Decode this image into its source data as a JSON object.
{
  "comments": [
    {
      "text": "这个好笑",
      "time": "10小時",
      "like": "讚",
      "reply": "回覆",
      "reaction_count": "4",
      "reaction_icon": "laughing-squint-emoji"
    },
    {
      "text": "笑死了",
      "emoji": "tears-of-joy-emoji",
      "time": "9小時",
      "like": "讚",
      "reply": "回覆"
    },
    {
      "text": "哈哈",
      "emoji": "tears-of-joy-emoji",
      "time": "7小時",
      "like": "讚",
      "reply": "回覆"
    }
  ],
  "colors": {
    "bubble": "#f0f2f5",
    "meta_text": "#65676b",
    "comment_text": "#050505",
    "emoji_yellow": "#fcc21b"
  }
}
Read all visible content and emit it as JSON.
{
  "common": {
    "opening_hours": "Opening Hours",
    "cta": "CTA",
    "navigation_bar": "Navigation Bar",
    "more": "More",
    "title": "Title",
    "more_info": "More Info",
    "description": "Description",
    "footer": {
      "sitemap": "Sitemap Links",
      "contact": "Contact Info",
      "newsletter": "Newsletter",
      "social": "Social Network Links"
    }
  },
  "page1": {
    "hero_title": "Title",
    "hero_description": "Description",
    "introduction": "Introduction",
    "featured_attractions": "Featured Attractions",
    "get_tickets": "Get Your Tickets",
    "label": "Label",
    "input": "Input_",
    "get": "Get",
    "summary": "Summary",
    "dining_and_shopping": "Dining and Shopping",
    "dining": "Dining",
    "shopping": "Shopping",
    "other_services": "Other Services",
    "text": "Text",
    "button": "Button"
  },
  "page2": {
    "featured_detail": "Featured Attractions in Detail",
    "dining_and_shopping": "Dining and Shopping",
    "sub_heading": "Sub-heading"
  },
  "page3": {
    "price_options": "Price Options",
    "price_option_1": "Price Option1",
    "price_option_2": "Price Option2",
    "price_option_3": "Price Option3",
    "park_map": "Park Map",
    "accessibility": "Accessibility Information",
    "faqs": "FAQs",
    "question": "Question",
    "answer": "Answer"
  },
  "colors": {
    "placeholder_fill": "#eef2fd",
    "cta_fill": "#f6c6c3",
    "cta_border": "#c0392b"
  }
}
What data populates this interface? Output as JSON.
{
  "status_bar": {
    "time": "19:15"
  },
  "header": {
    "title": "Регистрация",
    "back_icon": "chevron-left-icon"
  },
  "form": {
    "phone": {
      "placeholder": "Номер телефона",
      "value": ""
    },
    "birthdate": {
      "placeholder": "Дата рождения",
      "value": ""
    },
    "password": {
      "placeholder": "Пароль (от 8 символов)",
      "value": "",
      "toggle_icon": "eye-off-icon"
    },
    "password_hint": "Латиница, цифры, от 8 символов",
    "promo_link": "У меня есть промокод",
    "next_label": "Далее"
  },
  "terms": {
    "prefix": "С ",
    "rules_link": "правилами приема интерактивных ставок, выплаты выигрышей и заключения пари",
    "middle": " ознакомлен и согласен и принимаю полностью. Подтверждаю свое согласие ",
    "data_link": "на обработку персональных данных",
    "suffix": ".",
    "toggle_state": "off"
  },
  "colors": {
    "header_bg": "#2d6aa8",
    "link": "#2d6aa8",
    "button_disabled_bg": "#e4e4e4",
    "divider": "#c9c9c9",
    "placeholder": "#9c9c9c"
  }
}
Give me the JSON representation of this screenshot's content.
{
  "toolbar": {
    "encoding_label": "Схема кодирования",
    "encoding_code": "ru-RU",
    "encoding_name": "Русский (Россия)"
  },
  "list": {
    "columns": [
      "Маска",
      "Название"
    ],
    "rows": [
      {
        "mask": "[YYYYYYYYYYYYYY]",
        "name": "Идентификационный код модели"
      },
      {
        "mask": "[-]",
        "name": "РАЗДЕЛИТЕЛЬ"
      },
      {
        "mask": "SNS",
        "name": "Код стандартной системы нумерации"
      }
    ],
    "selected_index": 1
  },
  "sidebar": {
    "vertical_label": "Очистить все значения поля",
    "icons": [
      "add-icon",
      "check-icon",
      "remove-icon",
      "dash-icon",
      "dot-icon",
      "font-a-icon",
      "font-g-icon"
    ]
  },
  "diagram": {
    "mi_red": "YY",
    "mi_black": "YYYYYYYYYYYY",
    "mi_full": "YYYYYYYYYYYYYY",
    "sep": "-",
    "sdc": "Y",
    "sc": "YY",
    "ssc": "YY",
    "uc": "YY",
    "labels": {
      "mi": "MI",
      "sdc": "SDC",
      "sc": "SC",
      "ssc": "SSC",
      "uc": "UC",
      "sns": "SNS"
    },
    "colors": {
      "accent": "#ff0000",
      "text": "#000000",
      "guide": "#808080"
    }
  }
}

○ ○ ○ ○

§ **Task requirements**
Repeat every line of the records above exactly.

§ **Complete answer**
Decode this image into its source data as a JSON object.
{
  "comments": [
    {
      "text": "这个好笑",
      "time": "10小時",
      "like": "讚",
      "reply": "回覆",
      "reaction_count": "4",
      "reaction_icon": "laughing-squint-emoji"
    },
    {
      "text": "笑死了",
      "emoji": "tears-of-joy-emoji",
      "time": "9小時",
      "like": "讚",
      "reply": "回覆"
    },
    {
      "text": "哈哈",
      "emoji": "tears-of-joy-emoji",
      "time": "7小時",
      "like": "讚",
      "reply": "回覆"
    }
  ],
  "colors": {
    "bubble": "#f0f2f5",
    "meta_text": "#65676b",
    "comment_text": "#050505",
    "emoji_yellow": "#fcc21b"
  }
}
Read all visible content and emit it as JSON.
{
  "common": {
    "opening_hours": "Opening Hours",
    "cta": "CTA",
    "navigation_bar": "Navigation Bar",
    "more": "More",
    "title": "Title",
    "more_info": "More Info",
    "description": "Description",
    "footer": {
      "sitemap": "Sitemap Links",
      "contact": "Contact Info",
      "newsletter": "Newsletter",
      "social": "Social Network Links"
    }
  },
  "page1": {
    "hero_title": "Title",
    "hero_description": "Description",
    "introduction": "Introduction",
    "featured_attractions": "Featured Attractions",
    "get_tickets": "Get Your Tickets",
    "label": "Label",
    "input": "Input_",
    "get": "Get",
    "summary": "Summary",
    "dining_and_shopping": "Dining and Shopping",
    "dining": "Dining",
    "shopping": "Shopping",
    "other_services": "Other Services",
    "text": "Text",
    "button": "Button"
  },
  "page2": {
    "featured_detail": "Featured Attractions in Detail",
    "dining_and_shopping": "Dining and Shopping",
    "sub_heading": "Sub-heading"
  },
  "page3": {
    "price_options": "Price Options",
    "price_option_1": "Price Option1",
    "price_option_2": "Price Option2",
    "price_option_3": "Price Option3",
    "park_map": "Park Map",
    "accessibility": "Accessibility Information",
    "faqs": "FAQs",
    "question": "Question",
    "answer": "Answer"
  },
  "colors": {
    "placeholder_fill": "#eef2fd",
    "cta_fill": "#f6c6c3",
    "cta_border": "#c0392b"
  }
}
What data populates this interface? Output as JSON.
{
  "status_bar": {
    "time": "19:15"
  },
  "header": {
    "title": "Регистрация",
    "back_icon": "chevron-left-icon"
  },
  "form": {
    "phone": {
      "placeholder": "Номер телефона",
      "value": ""
    },
    "birthdate": {
      "placeholder": "Дата рождения",
      "value": ""
    },
    "password": {
      "placeholder": "Пароль (от 8 символов)",
      "value": "",
      "toggle_icon": "eye-off-icon"
    },
    "password_hint": "Латиница, цифры, от 8 символов",
    "promo_link": "У меня есть промокод",
    "next_label": "Далее"
  },
  "terms": {
    "prefix": "С ",
    "rules_link": "правилами приема интерактивных ставок, выплаты выигрышей и заключения пари",
    "middle": " ознакомлен и согласен и принимаю полностью. Подтверждаю свое согласие ",
    "data_link": "на обработку персональных данных",
    "suffix": ".",
    "toggle_state": "off"
  },
  "colors": {
    "header_bg": "#2d6aa8",
    "link": "#2d6aa8",
    "button_disabled_bg": "#e4e4e4",
    "divider": "#c9c9c9",
    "placeholder": "#9c9c9c"
  }
}
Give me the JSON representation of this screenshot's content.
{
  "toolbar": {
    "encoding_label": "Схема кодирования",
    "encoding_code": "ru-RU",
    "encoding_name": "Русский (Россия)"
  },
  "list": {
    "columns": [
      "Маска",
      "Название"
    ],
    "rows": [
      {
        "mask": "[YYYYYYYYYYYYYY]",
        "name": "Идентификационный код модели"
      },
      {
        "mask": "[-]",
        "name": "РАЗДЕЛИТЕЛЬ"
      },
      {
        "mask": "SNS",
        "name": "Код стандартной системы нумерации"
      }
    ],
    "selected_index": 1
  },
  "sidebar": {
    "vertical_label": "Очистить все значения поля",
    "icons": [
      "add-icon",
      "check-icon",
      "remove-icon",
      "dash-icon",
      "dot-icon",
      "font-a-icon",
      "font-g-icon"
    ]
  },
  "diagram": {
    "mi_red": "YY",
    "mi_black": "YYYYYYYYYYYY",
    "mi_full": "YYYYYYYYYYYYYY",
    "sep": "-",
    "sdc": "Y",
    "sc": "YY",
    "ssc": "YY",
    "uc": "YY",
    "labels": {
      "mi": "MI",
      "sdc": "SDC",
      "sc": "SC",
      "ssc": "SSC",
      "uc": "UC",
      "sns": "SNS"
    },
    "colors": {
      "accent": "#ff0000",
      "text": "#000000",
      "guide": "#808080"
    }
  }
}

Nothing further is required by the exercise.